§ Dataset records
▬▬▬▬▬▬
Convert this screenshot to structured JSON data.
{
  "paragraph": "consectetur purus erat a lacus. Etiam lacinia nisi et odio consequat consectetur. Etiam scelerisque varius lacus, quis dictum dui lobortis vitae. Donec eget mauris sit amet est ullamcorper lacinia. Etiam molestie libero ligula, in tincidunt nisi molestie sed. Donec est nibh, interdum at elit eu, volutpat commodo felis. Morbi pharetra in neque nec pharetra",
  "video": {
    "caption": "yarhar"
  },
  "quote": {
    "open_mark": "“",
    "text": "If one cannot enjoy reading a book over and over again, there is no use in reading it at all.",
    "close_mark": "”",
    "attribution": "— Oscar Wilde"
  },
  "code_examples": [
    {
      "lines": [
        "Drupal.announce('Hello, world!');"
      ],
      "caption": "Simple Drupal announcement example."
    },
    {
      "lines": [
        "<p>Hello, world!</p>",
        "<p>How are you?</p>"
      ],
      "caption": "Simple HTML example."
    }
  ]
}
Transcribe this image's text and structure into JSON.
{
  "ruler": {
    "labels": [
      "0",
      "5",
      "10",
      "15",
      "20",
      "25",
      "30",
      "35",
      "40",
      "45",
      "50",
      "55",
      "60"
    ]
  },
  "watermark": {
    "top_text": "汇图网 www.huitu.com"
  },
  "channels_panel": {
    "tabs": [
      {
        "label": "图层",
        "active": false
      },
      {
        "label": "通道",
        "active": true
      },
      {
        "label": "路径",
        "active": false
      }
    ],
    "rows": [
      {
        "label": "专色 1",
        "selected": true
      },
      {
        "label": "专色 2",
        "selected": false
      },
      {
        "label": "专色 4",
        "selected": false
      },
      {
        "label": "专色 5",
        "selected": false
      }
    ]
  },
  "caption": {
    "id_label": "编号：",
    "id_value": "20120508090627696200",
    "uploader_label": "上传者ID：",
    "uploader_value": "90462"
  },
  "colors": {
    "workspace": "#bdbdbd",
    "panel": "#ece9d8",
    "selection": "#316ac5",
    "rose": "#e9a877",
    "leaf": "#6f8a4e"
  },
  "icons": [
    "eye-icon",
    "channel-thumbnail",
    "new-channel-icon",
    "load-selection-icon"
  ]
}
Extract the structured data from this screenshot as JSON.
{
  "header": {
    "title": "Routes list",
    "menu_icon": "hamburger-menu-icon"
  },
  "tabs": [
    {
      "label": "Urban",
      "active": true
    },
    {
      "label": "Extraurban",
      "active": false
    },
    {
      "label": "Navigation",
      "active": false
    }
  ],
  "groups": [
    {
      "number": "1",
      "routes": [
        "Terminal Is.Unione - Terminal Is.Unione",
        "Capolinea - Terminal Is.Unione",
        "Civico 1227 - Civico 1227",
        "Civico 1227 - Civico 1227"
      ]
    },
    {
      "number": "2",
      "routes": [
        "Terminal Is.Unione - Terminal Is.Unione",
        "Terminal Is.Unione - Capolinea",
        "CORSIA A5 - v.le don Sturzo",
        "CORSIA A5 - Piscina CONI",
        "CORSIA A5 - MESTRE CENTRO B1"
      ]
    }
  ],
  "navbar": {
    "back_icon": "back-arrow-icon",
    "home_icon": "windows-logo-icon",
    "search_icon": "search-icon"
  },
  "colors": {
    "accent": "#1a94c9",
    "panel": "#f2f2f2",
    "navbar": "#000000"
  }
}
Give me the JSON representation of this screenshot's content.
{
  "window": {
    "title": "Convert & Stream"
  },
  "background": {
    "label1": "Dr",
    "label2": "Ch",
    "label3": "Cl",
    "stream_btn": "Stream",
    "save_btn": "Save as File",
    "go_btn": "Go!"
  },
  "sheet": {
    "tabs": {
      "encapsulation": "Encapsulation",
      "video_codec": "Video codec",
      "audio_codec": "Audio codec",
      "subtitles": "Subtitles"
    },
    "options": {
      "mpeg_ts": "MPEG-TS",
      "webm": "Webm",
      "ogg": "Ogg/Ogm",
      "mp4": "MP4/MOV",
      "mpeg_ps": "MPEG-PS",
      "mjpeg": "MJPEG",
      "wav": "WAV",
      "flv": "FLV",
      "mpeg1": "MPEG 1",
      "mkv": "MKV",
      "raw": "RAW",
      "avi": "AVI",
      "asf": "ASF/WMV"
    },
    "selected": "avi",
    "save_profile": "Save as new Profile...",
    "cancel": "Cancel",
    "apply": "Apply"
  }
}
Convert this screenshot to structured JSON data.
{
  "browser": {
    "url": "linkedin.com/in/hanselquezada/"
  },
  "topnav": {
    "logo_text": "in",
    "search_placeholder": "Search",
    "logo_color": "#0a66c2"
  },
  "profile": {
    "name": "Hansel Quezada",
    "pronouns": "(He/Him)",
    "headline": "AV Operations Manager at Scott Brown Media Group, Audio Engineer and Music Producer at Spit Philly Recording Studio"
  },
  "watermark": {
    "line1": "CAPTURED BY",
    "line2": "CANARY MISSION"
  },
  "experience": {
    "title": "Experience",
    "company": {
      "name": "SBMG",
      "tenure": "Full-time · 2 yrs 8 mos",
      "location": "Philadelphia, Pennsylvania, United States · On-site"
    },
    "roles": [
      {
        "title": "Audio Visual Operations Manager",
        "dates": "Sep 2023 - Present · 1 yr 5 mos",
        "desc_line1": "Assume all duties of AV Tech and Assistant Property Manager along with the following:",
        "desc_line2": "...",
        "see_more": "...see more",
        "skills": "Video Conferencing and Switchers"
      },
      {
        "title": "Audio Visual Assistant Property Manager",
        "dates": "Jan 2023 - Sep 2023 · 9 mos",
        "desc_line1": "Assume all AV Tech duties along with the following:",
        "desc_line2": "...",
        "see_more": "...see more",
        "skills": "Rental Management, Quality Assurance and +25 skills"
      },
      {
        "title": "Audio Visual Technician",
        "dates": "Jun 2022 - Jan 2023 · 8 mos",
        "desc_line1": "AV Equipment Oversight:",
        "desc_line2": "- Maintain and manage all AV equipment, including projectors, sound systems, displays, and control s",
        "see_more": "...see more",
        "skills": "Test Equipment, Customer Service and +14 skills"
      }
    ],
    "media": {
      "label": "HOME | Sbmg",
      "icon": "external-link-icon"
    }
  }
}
▬▬▬▬▬▬
§ Goal of the exercise
Select every line in the records above that contains the word "skills".

§ The reply
        "skills": "Video Conferencing and Switchers"
        "skills": "Rental Management, Quality Assurance and +25 skills"
        "skills": "Test Equipment, Customer Service and +14 skills"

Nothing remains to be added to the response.